[Records for the exercise]:
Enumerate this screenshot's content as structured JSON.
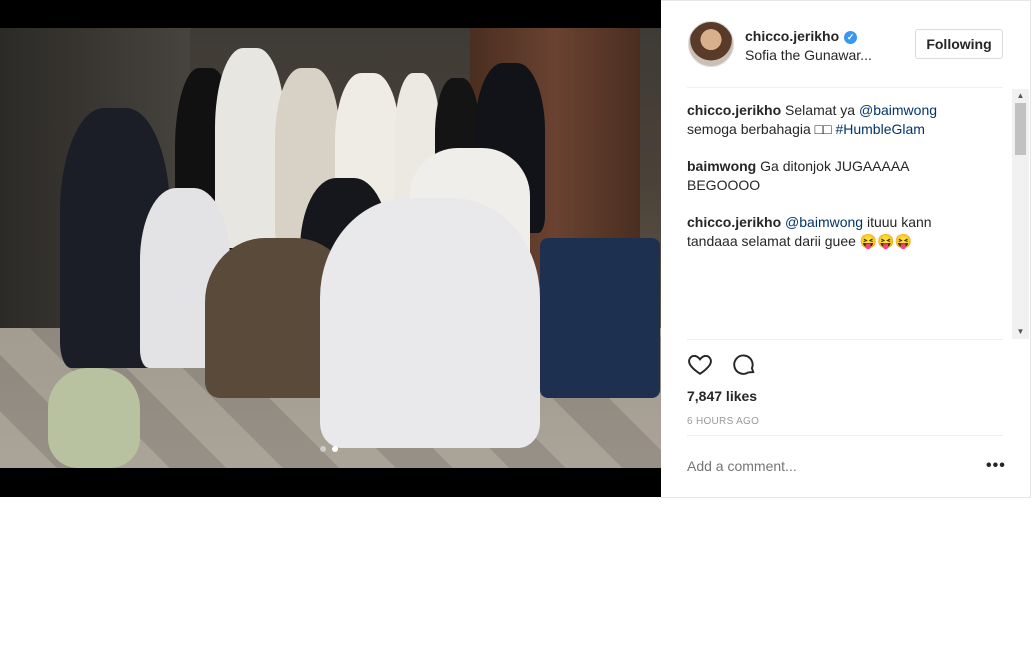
{
  "post": {
    "username": "chicco.jerikho",
    "location": "Sofia the Gunawar...",
    "follow_label": "Following",
    "comments": [
      {
        "author": "chicco.jerikho",
        "parts": [
          {
            "t": " Selamat ya "
          },
          {
            "t": "@baimwong",
            "tag": true
          },
          {
            "t": " semoga berbahagia □□ "
          },
          {
            "t": "#HumbleGlam",
            "tag": true
          }
        ]
      },
      {
        "author": "baimwong",
        "parts": [
          {
            "t": " Ga ditonjok JUGAAAAA BEGOOOO"
          }
        ]
      },
      {
        "author": "chicco.jerikho",
        "parts": [
          {
            "t": " "
          },
          {
            "t": "@baimwong",
            "tag": true
          },
          {
            "t": " ituuu kann tandaaa selamat darii guee 😝😝😝"
          }
        ]
      }
    ],
    "likes": "7,847 likes",
    "time": "6 HOURS AGO",
    "comment_placeholder": "Add a comment...",
    "more_label": "•••",
    "carousel": {
      "count": 2,
      "active": 1
    }
  },
  "icons": {
    "like": "heart-icon",
    "comment": "comment-bubble-icon",
    "verified": "verified-badge-icon",
    "more": "more-options-icon"
  },
  "colors": {
    "link": "#003569",
    "verified": "#3897f0",
    "muted": "#999999",
    "border": "#dbdbdb"
  }
}
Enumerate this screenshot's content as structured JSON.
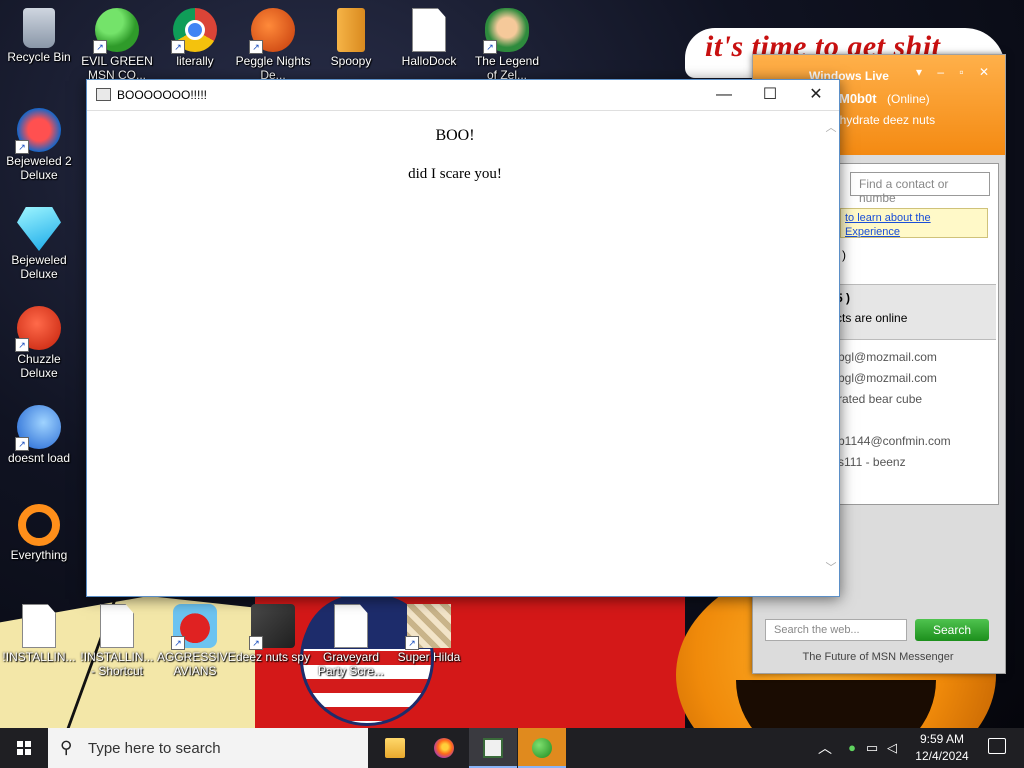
{
  "wallpaper": {
    "headline": "it's time to get shit"
  },
  "desktop_icons": [
    {
      "label": "Recycle Bin",
      "icon": "recycle-bin-icon"
    },
    {
      "label": "EVIL GREEN MSN CO...",
      "icon": "msn-icon"
    },
    {
      "label": "literally",
      "icon": "chrome-icon"
    },
    {
      "label": "Peggle Nights De...",
      "icon": "peggle-icon"
    },
    {
      "label": "Spoopy",
      "icon": "spoopy-icon"
    },
    {
      "label": "HalloDock",
      "icon": "document-icon"
    },
    {
      "label": "The Legend of Zel...",
      "icon": "zelda-icon"
    },
    {
      "label": "Bejeweled 2 Deluxe",
      "icon": "bejeweled2-icon"
    },
    {
      "label": "Bejeweled Deluxe",
      "icon": "gem-icon"
    },
    {
      "label": "Chuzzle Deluxe",
      "icon": "chuzzle-icon"
    },
    {
      "label": "doesnt load",
      "icon": "thunderbird-icon"
    },
    {
      "label": "Everything",
      "icon": "everything-icon"
    },
    {
      "label": "!INSTALLIN...",
      "icon": "document-icon"
    },
    {
      "label": "!INSTALLIN... - Shortcut",
      "icon": "document-icon"
    },
    {
      "label": "AGGRESSIVE AVIANS",
      "icon": "angry-birds-icon"
    },
    {
      "label": "deez nuts spy",
      "icon": "spy-icon"
    },
    {
      "label": "Graveyard Party Scre...",
      "icon": "document-icon"
    },
    {
      "label": "Super Hilda",
      "icon": "hilda-icon"
    }
  ],
  "msn": {
    "title": "Windows Live",
    "user": "M0b0t",
    "status": "(Online)",
    "personal_message": "ehydrate deez nuts",
    "find_placeholder": "Find a contact or numbe",
    "banner_line1": "to learn about the",
    "banner_line2": "Experience",
    "paren": ")",
    "group_header": "5 )",
    "group_subtitle": "cts are online",
    "contacts": [
      "bgl@mozmail.com",
      "bgl@mozmail.com",
      "rated bear cube",
      "b1144@confmin.com",
      "s111 - beenz"
    ],
    "search_placeholder": "Search the web...",
    "search_button": "Search",
    "footer": "The Future of MSN Messenger"
  },
  "popup": {
    "title": "BOOOOOOO!!!!!",
    "heading": "BOO!",
    "message": "did I scare you!"
  },
  "taskbar": {
    "search_placeholder": "Type here to search",
    "time": "9:59 AM",
    "date": "12/4/2024"
  },
  "colors": {
    "msn_orange": "#f48a12",
    "search_green": "#1c8f1c",
    "taskbar": "#1f1f23",
    "window_border": "#5b8fc7"
  }
}
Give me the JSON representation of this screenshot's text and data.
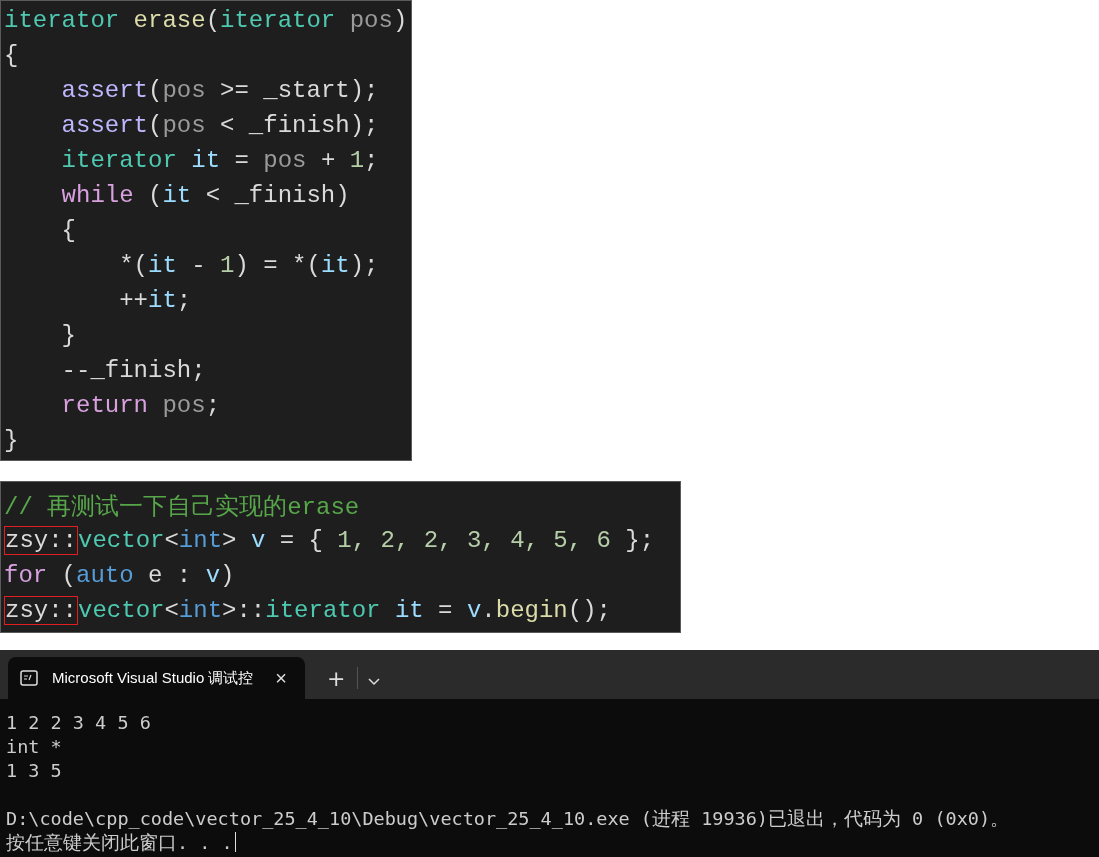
{
  "code_snippets": [
    {
      "lines": [
        {
          "tokens": [
            {
              "kind": "type",
              "text": "iterator"
            },
            {
              "kind": "func",
              "text": " erase"
            },
            {
              "kind": "plain",
              "text": "("
            },
            {
              "kind": "type",
              "text": "iterator"
            },
            {
              "kind": "param",
              "text": " pos"
            },
            {
              "kind": "plain",
              "text": ")"
            }
          ]
        },
        {
          "tokens": [
            {
              "kind": "plain",
              "text": "{"
            }
          ]
        },
        {
          "tokens": [
            {
              "kind": "macro",
              "text": "    assert"
            },
            {
              "kind": "plain",
              "text": "("
            },
            {
              "kind": "param",
              "text": "pos"
            },
            {
              "kind": "plain",
              "text": " >= _start);"
            }
          ]
        },
        {
          "tokens": [
            {
              "kind": "macro",
              "text": "    assert"
            },
            {
              "kind": "plain",
              "text": "("
            },
            {
              "kind": "param",
              "text": "pos"
            },
            {
              "kind": "plain",
              "text": " < _finish);"
            }
          ]
        },
        {
          "tokens": [
            {
              "kind": "type",
              "text": "    iterator"
            },
            {
              "kind": "local",
              "text": " it"
            },
            {
              "kind": "plain",
              "text": " = "
            },
            {
              "kind": "param",
              "text": "pos"
            },
            {
              "kind": "plain",
              "text": " + "
            },
            {
              "kind": "number",
              "text": "1"
            },
            {
              "kind": "plain",
              "text": ";"
            }
          ]
        },
        {
          "tokens": [
            {
              "kind": "keyword",
              "text": "    while"
            },
            {
              "kind": "plain",
              "text": " ("
            },
            {
              "kind": "local",
              "text": "it"
            },
            {
              "kind": "plain",
              "text": " < _finish)"
            }
          ]
        },
        {
          "tokens": [
            {
              "kind": "plain",
              "text": "    {"
            }
          ]
        },
        {
          "tokens": [
            {
              "kind": "plain",
              "text": "        *("
            },
            {
              "kind": "local",
              "text": "it"
            },
            {
              "kind": "plain",
              "text": " - "
            },
            {
              "kind": "number",
              "text": "1"
            },
            {
              "kind": "plain",
              "text": ") = *("
            },
            {
              "kind": "local",
              "text": "it"
            },
            {
              "kind": "plain",
              "text": ");"
            }
          ]
        },
        {
          "tokens": [
            {
              "kind": "plain",
              "text": "        ++"
            },
            {
              "kind": "local",
              "text": "it"
            },
            {
              "kind": "plain",
              "text": ";"
            }
          ]
        },
        {
          "tokens": [
            {
              "kind": "plain",
              "text": "    }"
            }
          ]
        },
        {
          "tokens": [
            {
              "kind": "plain",
              "text": "    --_finish;"
            }
          ]
        },
        {
          "tokens": [
            {
              "kind": "keyword",
              "text": "    return"
            },
            {
              "kind": "param",
              "text": " pos"
            },
            {
              "kind": "plain",
              "text": ";"
            }
          ]
        },
        {
          "tokens": [
            {
              "kind": "plain",
              "text": "}"
            }
          ]
        }
      ]
    },
    {
      "lines": [
        {
          "tokens": [
            {
              "kind": "comment",
              "text": "// 再测试一下自己实现的erase"
            }
          ]
        },
        {
          "tokens": [
            {
              "kind": "plain",
              "text": "zsy::",
              "highlighted": true
            },
            {
              "kind": "type",
              "text": "vector"
            },
            {
              "kind": "plain",
              "text": "<"
            },
            {
              "kind": "builtin",
              "text": "int"
            },
            {
              "kind": "plain",
              "text": "> "
            },
            {
              "kind": "local",
              "text": "v"
            },
            {
              "kind": "plain",
              "text": " = { "
            },
            {
              "kind": "number",
              "text": "1, 2, 2, 3, 4, 5, 6"
            },
            {
              "kind": "plain",
              "text": " };"
            }
          ]
        },
        {
          "tokens": [
            {
              "kind": "keyword",
              "text": "for"
            },
            {
              "kind": "plain",
              "text": " ("
            },
            {
              "kind": "builtin",
              "text": "auto"
            },
            {
              "kind": "plain",
              "text": " e : "
            },
            {
              "kind": "local",
              "text": "v"
            },
            {
              "kind": "plain",
              "text": ")"
            }
          ]
        },
        {
          "tokens": [
            {
              "kind": "plain",
              "text": "zsy::",
              "highlighted": true
            },
            {
              "kind": "type",
              "text": "vector"
            },
            {
              "kind": "plain",
              "text": "<"
            },
            {
              "kind": "builtin",
              "text": "int"
            },
            {
              "kind": "plain",
              "text": ">::"
            },
            {
              "kind": "type",
              "text": "iterator"
            },
            {
              "kind": "local",
              "text": " it"
            },
            {
              "kind": "plain",
              "text": " = "
            },
            {
              "kind": "local",
              "text": "v"
            },
            {
              "kind": "plain",
              "text": "."
            },
            {
              "kind": "func",
              "text": "begin"
            },
            {
              "kind": "plain",
              "text": "();"
            }
          ]
        }
      ]
    }
  ],
  "terminal": {
    "tab": {
      "title": "Microsoft Visual Studio 调试控",
      "selected": true,
      "close": "×"
    },
    "new_tab": "+",
    "output_blocks": [
      {
        "lines": [
          {
            "text": "1 2 2 3 4 5 6"
          },
          {
            "text": "int *"
          },
          {
            "text": "1 3 5"
          }
        ]
      },
      {
        "lines": [
          {
            "text": "D:\\code\\cpp_code\\vector_25_4_10\\Debug\\vector_25_4_10.exe (进程 19936)已退出，代码为 0 (0x0)。"
          },
          {
            "text": "按任意键关闭此窗口. . .",
            "cursor": true
          }
        ]
      }
    ]
  }
}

[Given request]:
Copy out the lines that hold "time".

[Solution to this exercise]:
    "time": "6 HOURS AGO",
    "headline": "it's time to get shit"
    "time": "9:59 AM",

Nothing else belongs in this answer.